# EXERCISE DESCRIPTION:
Reproduce every line in these records with no changes at all.

# Items from a data source:
::::::::

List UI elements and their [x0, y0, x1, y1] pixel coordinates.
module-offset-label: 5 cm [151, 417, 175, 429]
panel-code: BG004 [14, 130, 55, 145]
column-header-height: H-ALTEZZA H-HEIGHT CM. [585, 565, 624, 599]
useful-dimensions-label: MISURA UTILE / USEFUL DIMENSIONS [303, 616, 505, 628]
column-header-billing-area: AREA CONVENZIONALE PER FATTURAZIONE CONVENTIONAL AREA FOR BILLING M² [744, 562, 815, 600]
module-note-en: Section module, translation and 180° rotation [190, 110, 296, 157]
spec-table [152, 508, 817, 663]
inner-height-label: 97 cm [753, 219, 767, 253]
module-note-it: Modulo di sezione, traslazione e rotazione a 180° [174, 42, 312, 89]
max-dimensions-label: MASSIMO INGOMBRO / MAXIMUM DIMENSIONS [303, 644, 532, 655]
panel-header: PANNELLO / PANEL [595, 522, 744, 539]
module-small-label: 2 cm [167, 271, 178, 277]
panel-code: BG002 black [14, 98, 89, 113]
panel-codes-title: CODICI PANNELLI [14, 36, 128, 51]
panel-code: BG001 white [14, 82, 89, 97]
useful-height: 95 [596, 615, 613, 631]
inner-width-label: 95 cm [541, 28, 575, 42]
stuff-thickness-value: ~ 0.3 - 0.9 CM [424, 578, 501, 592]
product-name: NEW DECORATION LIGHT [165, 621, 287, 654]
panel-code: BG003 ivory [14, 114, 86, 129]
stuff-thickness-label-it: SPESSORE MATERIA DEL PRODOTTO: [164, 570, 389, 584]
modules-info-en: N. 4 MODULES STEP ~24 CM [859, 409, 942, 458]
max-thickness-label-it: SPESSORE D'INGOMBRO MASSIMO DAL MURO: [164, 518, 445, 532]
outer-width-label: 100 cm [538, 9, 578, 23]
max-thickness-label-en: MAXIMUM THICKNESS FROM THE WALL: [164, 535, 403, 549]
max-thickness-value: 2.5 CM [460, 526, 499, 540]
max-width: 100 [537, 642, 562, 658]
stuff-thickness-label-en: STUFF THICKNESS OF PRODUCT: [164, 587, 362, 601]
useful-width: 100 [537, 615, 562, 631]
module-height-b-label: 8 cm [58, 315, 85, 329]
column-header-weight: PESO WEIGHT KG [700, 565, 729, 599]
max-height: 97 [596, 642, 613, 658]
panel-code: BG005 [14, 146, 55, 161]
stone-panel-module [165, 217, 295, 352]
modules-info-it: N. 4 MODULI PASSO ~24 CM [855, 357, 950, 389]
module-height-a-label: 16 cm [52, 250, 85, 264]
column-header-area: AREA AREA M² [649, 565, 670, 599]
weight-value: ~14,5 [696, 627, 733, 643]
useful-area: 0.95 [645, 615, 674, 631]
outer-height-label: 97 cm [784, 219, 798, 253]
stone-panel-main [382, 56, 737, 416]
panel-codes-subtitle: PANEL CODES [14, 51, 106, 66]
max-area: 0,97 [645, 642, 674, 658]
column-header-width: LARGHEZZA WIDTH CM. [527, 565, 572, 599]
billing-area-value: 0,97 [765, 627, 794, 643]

::::::::

# RESULT OF THIS TASK:
List UI elements and their [x0, y0, x1, y1] pixel coordinates.
module-offset-label: 5 cm [151, 417, 175, 429]
panel-code: BG004 [14, 130, 55, 145]
column-header-height: H-ALTEZZA H-HEIGHT CM. [585, 565, 624, 599]
useful-dimensions-label: MISURA UTILE / USEFUL DIMENSIONS [303, 616, 505, 628]
column-header-billing-area: AREA CONVENZIONALE PER FATTURAZIONE CONVENTIONAL AREA FOR BILLING M² [744, 562, 815, 600]
module-note-en: Section module, translation and 180° rotation [190, 110, 296, 157]
spec-table [152, 508, 817, 663]
inner-height-label: 97 cm [753, 219, 767, 253]
module-note-it: Modulo di sezione, traslazione e rotazione a 180° [174, 42, 312, 89]
max-dimensions-label: MASSIMO INGOMBRO / MAXIMUM DIMENSIONS [303, 644, 532, 655]
panel-header: PANNELLO / PANEL [595, 522, 744, 539]
module-small-label: 2 cm [167, 271, 178, 277]
panel-code: BG002 black [14, 98, 89, 113]
panel-codes-title: CODICI PANNELLI [14, 36, 128, 51]
panel-code: BG001 white [14, 82, 89, 97]
useful-height: 95 [596, 615, 613, 631]
inner-width-label: 95 cm [541, 28, 575, 42]
stuff-thickness-value: ~ 0.3 - 0.9 CM [424, 578, 501, 592]
product-name: NEW DECORATION LIGHT [165, 621, 287, 654]
panel-code: BG003 ivory [14, 114, 86, 129]
stuff-thickness-label-it: SPESSORE MATERIA DEL PRODOTTO: [164, 570, 389, 584]
modules-info-en: N. 4 MODULES STEP ~24 CM [859, 409, 942, 458]
max-thickness-label-it: SPESSORE D'INGOMBRO MASSIMO DAL MURO: [164, 518, 445, 532]
outer-width-label: 100 cm [538, 9, 578, 23]
max-thickness-label-en: MAXIMUM THICKNESS FROM THE WALL: [164, 535, 403, 549]
max-thickness-value: 2.5 CM [460, 526, 499, 540]
max-width: 100 [537, 642, 562, 658]
stuff-thickness-label-en: STUFF THICKNESS OF PRODUCT: [164, 587, 362, 601]
useful-width: 100 [537, 615, 562, 631]
module-height-b-label: 8 cm [58, 315, 85, 329]
column-header-weight: PESO WEIGHT KG [700, 565, 729, 599]
max-height: 97 [596, 642, 613, 658]
panel-code: BG005 [14, 146, 55, 161]
stone-panel-module [165, 217, 295, 352]
modules-info-it: N. 4 MODULI PASSO ~24 CM [855, 357, 950, 389]
module-height-a-label: 16 cm [52, 250, 85, 264]
column-header-area: AREA AREA M² [649, 565, 670, 599]
weight-value: ~14,5 [696, 627, 733, 643]
useful-area: 0.95 [645, 615, 674, 631]
outer-height-label: 97 cm [784, 219, 798, 253]
stone-panel-main [382, 56, 737, 416]
panel-codes-subtitle: PANEL CODES [14, 51, 106, 66]
max-area: 0,97 [645, 642, 674, 658]
column-header-width: LARGHEZZA WIDTH CM. [527, 565, 572, 599]
billing-area-value: 0,97 [765, 627, 794, 643]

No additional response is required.